__SET PROBLEM__. Collect every line below that contains the word "thing".

^^^^^^^^

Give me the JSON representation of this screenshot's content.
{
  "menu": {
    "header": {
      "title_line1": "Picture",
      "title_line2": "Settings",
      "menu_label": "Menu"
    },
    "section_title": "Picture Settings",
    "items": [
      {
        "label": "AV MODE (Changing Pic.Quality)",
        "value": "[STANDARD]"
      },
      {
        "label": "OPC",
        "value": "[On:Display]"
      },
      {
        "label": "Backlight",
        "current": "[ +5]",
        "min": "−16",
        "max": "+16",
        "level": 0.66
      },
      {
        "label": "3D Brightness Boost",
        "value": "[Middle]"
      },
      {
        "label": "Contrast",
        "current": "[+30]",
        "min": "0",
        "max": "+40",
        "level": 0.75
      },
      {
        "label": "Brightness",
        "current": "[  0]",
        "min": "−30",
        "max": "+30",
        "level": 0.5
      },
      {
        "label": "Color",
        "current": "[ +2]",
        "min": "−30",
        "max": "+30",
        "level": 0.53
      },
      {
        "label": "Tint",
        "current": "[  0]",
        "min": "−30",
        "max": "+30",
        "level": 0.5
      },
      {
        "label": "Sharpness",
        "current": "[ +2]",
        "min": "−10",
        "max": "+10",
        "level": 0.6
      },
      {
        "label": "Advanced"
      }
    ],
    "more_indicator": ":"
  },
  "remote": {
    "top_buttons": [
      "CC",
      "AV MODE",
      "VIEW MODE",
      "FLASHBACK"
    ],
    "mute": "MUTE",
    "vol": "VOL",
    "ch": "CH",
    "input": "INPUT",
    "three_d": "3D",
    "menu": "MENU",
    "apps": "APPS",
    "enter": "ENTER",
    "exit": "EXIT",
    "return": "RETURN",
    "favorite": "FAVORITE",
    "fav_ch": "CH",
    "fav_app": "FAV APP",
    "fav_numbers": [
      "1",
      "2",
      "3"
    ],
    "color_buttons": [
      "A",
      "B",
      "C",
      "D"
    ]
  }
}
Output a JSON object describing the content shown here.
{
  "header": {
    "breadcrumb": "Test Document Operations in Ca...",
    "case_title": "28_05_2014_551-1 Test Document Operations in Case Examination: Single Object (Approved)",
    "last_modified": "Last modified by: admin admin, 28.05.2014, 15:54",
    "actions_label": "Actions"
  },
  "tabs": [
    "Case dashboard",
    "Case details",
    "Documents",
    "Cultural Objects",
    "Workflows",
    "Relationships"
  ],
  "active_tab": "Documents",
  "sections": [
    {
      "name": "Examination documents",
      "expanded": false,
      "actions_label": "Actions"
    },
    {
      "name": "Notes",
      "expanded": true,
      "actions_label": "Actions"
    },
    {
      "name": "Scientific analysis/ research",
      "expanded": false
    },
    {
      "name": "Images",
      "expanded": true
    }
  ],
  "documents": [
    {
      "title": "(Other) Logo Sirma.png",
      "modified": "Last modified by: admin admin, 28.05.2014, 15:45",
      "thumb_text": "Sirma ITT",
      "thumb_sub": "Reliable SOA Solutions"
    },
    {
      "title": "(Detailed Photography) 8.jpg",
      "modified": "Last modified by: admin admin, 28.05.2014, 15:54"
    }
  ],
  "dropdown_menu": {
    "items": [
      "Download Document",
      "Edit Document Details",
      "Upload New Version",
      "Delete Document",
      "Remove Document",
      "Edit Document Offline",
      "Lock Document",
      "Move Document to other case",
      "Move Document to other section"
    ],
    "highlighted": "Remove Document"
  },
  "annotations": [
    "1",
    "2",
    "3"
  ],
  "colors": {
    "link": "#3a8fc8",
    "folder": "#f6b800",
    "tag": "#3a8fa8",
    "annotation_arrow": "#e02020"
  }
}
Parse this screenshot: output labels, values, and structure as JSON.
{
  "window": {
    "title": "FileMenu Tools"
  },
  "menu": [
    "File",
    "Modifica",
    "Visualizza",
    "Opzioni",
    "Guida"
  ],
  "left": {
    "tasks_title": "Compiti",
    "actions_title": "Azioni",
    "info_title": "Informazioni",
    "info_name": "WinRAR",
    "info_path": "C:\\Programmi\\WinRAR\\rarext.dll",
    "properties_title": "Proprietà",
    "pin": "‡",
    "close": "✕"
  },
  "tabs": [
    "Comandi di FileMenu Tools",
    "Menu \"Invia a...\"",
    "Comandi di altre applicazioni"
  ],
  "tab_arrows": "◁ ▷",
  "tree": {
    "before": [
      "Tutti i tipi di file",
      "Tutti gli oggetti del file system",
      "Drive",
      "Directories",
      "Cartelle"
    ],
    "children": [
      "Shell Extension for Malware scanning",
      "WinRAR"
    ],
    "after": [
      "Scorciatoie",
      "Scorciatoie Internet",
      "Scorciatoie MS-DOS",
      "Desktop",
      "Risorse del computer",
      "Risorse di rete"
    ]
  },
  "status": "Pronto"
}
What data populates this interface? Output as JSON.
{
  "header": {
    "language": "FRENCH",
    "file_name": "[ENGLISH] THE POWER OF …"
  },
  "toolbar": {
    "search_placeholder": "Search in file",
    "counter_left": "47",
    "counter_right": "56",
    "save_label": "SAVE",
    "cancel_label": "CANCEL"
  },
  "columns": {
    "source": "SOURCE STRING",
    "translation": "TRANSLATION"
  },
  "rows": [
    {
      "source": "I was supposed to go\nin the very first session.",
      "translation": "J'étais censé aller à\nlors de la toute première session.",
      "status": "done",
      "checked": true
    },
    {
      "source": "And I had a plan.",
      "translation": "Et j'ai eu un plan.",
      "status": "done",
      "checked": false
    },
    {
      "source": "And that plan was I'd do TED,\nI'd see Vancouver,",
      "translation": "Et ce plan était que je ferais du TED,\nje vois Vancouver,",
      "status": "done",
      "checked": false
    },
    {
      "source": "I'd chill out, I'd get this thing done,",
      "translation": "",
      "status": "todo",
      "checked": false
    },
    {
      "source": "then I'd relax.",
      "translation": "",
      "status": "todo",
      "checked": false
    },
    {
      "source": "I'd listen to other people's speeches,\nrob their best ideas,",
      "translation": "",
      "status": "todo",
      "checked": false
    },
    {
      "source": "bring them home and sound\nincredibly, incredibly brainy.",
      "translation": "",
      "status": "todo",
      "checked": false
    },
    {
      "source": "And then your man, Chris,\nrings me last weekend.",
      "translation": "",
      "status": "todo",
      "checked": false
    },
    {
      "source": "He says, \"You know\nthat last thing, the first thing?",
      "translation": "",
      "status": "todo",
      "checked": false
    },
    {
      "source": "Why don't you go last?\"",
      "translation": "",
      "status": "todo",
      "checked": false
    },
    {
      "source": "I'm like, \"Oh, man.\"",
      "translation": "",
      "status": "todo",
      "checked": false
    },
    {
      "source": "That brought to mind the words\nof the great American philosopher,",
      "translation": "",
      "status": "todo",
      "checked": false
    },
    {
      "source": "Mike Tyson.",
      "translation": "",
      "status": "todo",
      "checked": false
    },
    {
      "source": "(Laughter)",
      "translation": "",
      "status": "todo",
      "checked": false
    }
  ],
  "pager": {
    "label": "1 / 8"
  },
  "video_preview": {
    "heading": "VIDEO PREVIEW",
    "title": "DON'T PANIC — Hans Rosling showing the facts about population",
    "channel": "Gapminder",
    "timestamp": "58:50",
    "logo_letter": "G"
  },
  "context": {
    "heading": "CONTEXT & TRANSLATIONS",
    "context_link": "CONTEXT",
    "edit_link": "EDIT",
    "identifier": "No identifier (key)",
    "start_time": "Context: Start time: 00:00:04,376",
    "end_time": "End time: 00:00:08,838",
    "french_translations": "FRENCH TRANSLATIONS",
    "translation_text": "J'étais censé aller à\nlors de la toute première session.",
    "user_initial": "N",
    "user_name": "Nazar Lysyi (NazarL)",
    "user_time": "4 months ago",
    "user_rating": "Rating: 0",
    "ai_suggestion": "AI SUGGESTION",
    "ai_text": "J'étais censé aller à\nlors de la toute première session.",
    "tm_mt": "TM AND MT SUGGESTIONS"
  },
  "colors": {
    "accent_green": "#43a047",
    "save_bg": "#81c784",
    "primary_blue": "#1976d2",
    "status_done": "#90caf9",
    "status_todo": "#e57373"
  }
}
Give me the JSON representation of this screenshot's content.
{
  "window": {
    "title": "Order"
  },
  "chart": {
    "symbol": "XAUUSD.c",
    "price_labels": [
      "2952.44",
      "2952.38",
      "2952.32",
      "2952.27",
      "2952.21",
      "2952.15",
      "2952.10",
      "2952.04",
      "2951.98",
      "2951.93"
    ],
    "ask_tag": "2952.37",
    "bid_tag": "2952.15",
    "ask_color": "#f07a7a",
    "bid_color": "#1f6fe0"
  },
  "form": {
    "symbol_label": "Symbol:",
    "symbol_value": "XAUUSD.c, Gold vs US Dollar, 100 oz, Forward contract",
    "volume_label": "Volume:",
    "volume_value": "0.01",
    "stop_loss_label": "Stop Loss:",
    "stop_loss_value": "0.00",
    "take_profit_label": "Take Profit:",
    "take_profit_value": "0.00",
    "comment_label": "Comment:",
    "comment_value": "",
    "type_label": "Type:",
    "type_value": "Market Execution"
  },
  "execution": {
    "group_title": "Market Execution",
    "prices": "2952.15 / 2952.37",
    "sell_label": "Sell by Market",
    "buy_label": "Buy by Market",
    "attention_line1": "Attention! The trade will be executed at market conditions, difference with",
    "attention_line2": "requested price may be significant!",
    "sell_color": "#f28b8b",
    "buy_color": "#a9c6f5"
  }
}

^^^^^^^^

__COMPLETED TASK__.
      "source": "I'd chill out, I'd get this thing done,",
      "source": "He says, \"You know\nthat last thing, the first thing?",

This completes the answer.